** begin RECORDS SUPPLIED **

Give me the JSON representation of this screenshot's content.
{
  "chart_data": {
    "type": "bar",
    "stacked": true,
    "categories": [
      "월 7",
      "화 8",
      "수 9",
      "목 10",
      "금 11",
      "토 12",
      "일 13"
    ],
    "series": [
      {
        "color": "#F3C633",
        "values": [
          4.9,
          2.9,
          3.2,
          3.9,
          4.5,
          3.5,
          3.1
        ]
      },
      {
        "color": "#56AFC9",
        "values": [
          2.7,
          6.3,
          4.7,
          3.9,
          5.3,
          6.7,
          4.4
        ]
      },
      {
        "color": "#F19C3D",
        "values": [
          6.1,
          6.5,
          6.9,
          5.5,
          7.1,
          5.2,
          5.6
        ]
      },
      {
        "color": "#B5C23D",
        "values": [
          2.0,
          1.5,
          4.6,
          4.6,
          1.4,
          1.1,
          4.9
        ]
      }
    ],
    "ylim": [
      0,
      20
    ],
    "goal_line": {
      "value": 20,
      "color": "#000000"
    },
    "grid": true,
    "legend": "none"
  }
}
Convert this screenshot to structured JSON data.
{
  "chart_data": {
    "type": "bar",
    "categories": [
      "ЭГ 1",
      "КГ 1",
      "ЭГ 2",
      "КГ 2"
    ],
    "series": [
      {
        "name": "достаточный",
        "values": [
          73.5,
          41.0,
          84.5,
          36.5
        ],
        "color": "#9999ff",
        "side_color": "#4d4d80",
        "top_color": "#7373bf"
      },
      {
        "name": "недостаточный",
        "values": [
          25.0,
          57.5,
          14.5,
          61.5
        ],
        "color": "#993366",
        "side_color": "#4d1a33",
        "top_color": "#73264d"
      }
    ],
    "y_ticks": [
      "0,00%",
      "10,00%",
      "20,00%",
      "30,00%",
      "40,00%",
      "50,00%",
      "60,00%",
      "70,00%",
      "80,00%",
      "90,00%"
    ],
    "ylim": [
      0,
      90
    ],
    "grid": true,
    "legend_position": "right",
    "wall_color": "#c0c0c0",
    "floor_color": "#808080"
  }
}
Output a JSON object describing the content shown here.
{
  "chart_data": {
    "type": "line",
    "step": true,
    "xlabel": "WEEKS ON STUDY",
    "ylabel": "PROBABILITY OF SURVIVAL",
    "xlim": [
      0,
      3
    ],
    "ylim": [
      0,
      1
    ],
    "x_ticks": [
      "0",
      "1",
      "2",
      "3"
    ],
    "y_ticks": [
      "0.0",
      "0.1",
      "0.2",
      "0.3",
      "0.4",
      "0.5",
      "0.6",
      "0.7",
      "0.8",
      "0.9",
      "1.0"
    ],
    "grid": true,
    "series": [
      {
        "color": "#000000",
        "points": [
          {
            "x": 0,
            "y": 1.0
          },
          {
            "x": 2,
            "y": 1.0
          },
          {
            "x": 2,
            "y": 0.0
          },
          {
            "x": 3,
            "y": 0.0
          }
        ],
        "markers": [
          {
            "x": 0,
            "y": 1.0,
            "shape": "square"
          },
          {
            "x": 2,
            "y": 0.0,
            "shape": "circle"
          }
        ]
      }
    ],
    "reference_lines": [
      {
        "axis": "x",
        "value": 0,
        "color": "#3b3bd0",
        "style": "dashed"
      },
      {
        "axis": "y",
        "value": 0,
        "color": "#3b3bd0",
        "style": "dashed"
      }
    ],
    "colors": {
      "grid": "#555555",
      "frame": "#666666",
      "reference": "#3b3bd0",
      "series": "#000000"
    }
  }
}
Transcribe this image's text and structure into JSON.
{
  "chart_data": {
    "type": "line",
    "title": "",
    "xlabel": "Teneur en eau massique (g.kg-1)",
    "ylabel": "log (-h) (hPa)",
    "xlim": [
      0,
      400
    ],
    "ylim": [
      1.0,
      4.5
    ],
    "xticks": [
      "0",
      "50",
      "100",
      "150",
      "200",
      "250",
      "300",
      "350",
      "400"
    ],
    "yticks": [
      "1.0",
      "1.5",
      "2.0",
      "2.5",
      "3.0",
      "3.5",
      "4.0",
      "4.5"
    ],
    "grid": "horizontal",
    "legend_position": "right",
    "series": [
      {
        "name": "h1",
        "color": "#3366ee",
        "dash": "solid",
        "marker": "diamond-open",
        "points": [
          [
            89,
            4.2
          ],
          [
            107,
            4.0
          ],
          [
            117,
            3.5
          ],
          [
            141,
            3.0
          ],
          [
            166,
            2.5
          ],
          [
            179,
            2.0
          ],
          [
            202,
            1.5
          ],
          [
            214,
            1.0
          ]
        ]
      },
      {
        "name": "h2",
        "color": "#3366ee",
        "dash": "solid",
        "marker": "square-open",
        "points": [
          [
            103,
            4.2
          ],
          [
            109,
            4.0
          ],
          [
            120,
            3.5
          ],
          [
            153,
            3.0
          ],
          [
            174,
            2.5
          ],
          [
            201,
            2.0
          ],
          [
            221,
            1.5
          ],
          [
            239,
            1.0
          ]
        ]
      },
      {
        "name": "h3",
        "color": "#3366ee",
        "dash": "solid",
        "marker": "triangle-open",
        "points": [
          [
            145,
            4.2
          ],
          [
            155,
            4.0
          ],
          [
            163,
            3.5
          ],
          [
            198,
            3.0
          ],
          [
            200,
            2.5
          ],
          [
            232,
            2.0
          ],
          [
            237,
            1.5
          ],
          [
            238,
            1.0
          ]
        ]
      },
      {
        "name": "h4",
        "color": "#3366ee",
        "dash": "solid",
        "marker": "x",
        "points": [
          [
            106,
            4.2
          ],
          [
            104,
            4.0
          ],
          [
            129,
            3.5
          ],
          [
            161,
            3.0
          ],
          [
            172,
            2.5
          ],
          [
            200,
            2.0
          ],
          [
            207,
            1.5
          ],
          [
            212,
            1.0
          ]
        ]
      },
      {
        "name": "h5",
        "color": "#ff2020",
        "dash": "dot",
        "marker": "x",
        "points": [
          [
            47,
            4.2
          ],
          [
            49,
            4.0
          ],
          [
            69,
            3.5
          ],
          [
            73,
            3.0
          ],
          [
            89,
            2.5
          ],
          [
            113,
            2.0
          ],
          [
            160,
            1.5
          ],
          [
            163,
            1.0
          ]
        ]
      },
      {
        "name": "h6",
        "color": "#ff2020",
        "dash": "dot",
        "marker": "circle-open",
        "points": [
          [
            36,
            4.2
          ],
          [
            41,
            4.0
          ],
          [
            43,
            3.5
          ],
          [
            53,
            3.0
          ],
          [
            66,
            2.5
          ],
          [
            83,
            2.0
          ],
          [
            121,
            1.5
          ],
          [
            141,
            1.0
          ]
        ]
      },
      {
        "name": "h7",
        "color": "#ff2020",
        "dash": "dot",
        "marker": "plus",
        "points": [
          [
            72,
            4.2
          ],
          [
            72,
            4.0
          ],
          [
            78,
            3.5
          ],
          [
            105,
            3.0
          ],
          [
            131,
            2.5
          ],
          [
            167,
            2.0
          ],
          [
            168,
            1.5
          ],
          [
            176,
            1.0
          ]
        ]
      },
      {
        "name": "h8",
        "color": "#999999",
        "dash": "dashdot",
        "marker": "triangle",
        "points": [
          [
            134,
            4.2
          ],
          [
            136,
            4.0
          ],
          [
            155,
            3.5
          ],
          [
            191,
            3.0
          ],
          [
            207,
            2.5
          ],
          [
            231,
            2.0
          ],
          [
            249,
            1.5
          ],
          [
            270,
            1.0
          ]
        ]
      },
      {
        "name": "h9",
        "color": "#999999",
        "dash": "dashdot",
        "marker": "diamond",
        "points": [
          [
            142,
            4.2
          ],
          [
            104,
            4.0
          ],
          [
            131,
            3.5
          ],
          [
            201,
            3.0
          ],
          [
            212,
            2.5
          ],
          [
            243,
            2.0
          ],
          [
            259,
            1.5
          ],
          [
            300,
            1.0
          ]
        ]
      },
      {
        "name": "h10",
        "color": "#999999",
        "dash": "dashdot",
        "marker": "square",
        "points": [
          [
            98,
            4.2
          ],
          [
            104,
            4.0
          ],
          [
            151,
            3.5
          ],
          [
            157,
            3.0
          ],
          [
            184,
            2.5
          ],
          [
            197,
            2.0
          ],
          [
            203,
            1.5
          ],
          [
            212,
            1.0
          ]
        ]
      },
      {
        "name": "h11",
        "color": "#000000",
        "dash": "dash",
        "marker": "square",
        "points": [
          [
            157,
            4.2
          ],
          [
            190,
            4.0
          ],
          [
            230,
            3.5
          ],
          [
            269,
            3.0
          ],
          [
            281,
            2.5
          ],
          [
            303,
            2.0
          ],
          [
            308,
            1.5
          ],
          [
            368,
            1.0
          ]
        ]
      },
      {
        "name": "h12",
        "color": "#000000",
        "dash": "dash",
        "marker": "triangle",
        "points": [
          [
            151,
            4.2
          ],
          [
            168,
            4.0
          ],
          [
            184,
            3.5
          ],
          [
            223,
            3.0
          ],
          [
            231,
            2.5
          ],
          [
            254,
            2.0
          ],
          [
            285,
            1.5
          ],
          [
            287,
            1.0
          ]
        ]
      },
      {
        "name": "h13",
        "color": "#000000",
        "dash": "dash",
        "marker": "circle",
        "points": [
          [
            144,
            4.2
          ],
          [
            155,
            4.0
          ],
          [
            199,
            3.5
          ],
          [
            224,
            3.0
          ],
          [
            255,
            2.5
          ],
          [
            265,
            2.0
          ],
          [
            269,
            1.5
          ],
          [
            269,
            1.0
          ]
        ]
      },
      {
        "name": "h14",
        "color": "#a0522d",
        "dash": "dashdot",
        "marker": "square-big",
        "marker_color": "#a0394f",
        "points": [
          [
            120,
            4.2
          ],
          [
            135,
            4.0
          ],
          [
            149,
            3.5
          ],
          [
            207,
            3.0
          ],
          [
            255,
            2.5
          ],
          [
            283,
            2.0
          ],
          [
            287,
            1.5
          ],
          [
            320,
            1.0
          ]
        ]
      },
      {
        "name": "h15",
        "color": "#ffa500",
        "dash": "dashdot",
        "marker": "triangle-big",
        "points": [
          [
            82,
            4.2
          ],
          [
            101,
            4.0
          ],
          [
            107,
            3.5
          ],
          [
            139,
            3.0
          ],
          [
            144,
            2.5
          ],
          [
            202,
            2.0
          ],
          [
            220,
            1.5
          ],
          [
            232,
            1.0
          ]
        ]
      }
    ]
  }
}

** end RECORDS SUPPLIED **

▶ _STATED EXERCISE_
Look above for lines with the word "circle" and copy them all.

▶ _ANSWER TO THIS EXERCISE_
            "shape": "circle"
        "marker": "circle-open",
        "marker": "circle",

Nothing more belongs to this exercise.